Records provided:
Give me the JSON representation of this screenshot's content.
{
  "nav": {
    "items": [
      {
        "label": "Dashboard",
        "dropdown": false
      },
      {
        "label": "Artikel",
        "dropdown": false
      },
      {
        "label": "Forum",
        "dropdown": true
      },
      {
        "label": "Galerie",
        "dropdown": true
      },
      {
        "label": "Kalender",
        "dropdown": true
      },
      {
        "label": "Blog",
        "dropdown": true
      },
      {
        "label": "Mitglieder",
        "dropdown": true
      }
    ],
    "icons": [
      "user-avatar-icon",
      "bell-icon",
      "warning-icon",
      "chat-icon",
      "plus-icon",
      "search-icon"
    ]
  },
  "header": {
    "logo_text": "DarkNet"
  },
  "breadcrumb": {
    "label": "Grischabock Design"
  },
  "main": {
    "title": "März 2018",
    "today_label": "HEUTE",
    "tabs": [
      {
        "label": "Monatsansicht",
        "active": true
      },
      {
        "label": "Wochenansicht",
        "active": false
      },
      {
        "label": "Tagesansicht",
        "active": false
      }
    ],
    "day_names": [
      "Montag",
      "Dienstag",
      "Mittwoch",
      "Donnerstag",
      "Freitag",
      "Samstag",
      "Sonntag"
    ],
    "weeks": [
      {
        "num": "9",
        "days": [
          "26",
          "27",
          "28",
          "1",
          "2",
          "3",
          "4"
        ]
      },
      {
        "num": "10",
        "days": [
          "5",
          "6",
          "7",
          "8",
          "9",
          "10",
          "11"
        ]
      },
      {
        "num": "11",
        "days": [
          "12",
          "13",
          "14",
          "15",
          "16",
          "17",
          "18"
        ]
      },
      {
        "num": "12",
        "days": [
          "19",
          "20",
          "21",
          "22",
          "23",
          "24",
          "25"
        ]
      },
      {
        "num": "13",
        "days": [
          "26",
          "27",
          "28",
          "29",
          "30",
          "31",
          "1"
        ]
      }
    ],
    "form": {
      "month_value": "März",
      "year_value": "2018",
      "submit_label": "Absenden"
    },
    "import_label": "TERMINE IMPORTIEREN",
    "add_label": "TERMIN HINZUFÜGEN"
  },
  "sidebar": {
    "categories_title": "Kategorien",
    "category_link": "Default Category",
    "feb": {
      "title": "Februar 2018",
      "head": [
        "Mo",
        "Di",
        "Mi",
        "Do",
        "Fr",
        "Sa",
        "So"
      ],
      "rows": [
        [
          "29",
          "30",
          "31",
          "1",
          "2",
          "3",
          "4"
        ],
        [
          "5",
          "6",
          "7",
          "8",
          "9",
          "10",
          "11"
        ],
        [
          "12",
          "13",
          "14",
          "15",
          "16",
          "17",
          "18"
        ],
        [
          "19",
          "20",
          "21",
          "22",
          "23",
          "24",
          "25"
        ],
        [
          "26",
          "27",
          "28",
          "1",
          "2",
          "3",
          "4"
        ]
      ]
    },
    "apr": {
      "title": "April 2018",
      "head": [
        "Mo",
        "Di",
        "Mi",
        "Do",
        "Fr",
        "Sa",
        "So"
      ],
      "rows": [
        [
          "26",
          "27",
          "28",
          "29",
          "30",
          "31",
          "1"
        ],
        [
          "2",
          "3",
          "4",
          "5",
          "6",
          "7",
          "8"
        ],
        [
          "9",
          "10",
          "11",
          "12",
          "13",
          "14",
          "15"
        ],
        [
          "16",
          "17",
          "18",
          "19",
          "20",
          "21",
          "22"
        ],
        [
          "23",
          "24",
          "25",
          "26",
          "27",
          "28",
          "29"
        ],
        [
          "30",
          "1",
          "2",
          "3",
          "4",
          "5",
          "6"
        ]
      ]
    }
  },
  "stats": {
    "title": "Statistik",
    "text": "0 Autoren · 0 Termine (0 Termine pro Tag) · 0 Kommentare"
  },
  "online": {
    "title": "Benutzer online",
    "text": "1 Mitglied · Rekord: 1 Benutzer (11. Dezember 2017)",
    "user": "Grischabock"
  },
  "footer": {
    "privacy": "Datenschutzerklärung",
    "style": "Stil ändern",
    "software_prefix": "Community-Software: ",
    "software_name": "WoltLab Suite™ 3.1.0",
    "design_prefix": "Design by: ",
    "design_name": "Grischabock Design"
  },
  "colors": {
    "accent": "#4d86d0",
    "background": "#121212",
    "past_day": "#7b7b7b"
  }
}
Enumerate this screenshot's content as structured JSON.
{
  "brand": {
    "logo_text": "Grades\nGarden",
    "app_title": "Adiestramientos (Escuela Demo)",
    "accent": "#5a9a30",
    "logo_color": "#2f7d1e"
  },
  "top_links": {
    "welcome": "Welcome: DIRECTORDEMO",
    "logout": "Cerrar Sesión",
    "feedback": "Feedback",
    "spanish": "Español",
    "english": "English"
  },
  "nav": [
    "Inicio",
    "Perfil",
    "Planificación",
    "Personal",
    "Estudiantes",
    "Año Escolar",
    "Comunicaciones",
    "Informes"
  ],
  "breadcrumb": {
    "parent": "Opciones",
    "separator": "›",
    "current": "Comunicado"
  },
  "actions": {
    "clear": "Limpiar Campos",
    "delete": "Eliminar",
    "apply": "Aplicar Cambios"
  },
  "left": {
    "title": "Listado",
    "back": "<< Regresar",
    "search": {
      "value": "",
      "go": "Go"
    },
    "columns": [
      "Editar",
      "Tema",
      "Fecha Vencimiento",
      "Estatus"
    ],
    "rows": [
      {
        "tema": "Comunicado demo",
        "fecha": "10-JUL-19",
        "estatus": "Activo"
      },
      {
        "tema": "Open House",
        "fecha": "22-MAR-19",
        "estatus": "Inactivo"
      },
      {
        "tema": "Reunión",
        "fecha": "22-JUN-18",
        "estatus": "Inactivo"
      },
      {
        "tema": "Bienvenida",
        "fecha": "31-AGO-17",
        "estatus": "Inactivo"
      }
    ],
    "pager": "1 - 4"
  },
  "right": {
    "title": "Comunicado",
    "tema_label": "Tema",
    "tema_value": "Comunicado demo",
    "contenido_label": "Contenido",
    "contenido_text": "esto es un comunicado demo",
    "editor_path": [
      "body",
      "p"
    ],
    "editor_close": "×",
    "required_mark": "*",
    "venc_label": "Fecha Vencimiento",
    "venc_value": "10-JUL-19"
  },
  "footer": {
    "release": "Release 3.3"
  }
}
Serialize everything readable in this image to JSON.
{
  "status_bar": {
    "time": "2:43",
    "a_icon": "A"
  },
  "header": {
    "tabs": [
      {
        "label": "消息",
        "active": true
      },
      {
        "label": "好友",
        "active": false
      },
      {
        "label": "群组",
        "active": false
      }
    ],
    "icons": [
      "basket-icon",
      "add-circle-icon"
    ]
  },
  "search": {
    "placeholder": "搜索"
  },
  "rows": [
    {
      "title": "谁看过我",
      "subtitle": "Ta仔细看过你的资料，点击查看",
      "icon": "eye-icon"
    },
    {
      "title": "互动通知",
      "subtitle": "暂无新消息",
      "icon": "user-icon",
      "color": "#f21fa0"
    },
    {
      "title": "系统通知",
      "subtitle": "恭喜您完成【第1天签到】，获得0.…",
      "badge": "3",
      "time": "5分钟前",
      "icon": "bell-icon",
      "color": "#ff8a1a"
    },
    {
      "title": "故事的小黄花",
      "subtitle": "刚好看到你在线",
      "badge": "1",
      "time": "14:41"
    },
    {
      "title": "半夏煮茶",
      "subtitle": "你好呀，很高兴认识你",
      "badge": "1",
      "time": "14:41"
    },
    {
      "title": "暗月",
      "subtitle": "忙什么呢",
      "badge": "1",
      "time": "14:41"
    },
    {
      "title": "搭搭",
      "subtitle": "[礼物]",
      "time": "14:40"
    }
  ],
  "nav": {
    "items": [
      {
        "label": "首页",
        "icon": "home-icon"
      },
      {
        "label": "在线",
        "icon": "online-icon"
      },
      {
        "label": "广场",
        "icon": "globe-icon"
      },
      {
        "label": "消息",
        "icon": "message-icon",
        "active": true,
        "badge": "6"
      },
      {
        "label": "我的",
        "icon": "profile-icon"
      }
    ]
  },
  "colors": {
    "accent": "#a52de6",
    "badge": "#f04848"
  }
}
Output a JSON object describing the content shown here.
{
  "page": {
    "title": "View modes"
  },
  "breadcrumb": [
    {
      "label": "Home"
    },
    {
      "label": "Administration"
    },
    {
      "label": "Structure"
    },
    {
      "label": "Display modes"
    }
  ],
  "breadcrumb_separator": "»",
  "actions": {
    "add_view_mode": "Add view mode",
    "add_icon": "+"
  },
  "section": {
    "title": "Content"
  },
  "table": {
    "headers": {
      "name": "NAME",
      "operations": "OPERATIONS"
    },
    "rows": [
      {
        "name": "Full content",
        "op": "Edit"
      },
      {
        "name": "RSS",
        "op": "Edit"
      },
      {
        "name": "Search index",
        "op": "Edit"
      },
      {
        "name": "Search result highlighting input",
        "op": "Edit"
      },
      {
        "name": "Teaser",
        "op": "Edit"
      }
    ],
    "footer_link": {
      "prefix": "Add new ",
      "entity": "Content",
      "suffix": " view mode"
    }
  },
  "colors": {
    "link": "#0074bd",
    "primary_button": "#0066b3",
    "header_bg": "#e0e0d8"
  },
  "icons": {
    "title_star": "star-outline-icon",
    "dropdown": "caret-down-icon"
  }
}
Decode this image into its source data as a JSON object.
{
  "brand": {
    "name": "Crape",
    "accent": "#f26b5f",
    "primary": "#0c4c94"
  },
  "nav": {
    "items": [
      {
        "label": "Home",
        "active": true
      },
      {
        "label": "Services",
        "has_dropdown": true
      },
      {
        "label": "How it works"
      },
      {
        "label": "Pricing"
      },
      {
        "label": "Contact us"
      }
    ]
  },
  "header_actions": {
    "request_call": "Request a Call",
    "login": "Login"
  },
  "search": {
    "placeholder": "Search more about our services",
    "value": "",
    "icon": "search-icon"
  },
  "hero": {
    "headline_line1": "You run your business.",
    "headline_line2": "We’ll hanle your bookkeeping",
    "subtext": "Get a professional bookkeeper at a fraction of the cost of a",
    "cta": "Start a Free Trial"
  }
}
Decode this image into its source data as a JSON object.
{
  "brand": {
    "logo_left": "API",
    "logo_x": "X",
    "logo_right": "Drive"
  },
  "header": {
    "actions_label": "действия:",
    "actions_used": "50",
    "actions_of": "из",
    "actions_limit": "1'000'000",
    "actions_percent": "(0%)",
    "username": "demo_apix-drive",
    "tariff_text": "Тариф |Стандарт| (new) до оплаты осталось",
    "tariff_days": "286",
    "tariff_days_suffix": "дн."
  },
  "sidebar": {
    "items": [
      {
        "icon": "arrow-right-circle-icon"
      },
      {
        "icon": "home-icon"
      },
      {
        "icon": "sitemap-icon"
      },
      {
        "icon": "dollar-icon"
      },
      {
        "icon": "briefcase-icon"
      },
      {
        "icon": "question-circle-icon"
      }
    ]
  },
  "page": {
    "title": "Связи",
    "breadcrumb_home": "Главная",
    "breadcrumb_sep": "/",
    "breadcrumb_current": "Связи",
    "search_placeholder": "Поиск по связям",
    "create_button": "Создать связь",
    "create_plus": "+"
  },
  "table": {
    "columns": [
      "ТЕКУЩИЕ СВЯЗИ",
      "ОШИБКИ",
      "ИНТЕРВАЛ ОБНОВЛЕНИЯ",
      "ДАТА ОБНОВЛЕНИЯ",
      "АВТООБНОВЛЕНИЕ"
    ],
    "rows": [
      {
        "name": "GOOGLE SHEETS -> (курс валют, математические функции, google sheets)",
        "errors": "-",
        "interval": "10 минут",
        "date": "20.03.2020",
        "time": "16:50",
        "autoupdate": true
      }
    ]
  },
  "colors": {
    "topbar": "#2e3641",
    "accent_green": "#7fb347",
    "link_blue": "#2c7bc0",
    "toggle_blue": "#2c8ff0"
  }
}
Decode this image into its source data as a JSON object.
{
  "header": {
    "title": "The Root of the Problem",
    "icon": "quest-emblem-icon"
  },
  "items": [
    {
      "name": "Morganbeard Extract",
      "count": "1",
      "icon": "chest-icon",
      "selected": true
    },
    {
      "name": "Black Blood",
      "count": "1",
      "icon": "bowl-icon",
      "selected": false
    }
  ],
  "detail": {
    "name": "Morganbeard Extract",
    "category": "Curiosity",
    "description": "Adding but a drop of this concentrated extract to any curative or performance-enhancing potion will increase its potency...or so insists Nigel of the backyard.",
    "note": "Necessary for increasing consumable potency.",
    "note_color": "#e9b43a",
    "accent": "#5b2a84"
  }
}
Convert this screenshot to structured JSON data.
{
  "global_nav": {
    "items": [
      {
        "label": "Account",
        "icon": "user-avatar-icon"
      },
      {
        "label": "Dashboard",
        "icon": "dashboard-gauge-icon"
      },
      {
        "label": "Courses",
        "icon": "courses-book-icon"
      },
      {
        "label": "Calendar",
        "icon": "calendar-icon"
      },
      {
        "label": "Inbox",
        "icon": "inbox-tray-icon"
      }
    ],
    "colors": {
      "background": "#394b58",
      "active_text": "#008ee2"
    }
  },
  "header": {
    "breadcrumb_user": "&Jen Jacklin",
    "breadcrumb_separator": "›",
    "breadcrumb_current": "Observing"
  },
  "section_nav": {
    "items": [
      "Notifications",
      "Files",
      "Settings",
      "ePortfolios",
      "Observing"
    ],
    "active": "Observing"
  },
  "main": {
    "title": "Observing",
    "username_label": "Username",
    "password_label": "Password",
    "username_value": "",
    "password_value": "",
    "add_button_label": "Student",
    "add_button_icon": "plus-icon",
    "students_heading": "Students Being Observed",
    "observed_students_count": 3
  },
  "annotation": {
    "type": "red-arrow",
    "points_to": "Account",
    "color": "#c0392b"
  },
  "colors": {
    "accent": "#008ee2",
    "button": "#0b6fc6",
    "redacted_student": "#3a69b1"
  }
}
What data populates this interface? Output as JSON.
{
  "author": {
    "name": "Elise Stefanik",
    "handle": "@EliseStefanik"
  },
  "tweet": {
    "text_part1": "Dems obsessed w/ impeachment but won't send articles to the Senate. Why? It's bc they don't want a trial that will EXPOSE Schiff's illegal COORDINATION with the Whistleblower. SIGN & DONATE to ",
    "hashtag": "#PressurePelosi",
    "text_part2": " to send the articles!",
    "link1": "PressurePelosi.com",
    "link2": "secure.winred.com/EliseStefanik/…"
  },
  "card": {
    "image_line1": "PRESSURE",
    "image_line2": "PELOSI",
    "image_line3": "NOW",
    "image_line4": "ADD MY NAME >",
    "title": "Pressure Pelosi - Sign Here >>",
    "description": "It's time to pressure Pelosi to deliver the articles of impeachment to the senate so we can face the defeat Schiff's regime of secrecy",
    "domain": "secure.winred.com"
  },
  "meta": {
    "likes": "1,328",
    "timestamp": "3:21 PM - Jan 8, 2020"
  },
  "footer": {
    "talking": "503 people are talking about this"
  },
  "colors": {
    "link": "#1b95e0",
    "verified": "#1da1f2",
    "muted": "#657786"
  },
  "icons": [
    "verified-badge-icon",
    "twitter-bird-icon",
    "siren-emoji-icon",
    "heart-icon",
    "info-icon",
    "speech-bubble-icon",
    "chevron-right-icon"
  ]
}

Task statement:
Beginning at the line that contains "What data populates", retype each line of the listing up to and including the last one, exactly as it stands, and nothing else.

Answer to the task:
What data populates this interface? Output as JSON.
{
  "author": {
    "name": "Elise Stefanik",
    "handle": "@EliseStefanik"
  },
  "tweet": {
    "text_part1": "Dems obsessed w/ impeachment but won't send articles to the Senate. Why? It's bc they don't want a trial that will EXPOSE Schiff's illegal COORDINATION with the Whistleblower. SIGN & DONATE to ",
    "hashtag": "#PressurePelosi",
    "text_part2": " to send the articles!",
    "link1": "PressurePelosi.com",
    "link2": "secure.winred.com/EliseStefanik/…"
  },
  "card": {
    "image_line1": "PRESSURE",
    "image_line2": "PELOSI",
    "image_line3": "NOW",
    "image_line4": "ADD MY NAME >",
    "title": "Pressure Pelosi - Sign Here >>",
    "description": "It's time to pressure Pelosi to deliver the articles of impeachment to the senate so we can face the defeat Schiff's regime of secrecy",
    "domain": "secure.winred.com"
  },
  "meta": {
    "likes": "1,328",
    "timestamp": "3:21 PM - Jan 8, 2020"
  },
  "footer": {
    "talking": "503 people are talking about this"
  },
  "colors": {
    "link": "#1b95e0",
    "verified": "#1da1f2",
    "muted": "#657786"
  },
  "icons": [
    "verified-badge-icon",
    "twitter-bird-icon",
    "siren-emoji-icon",
    "heart-icon",
    "info-icon",
    "speech-bubble-icon",
    "chevron-right-icon"
  ]
}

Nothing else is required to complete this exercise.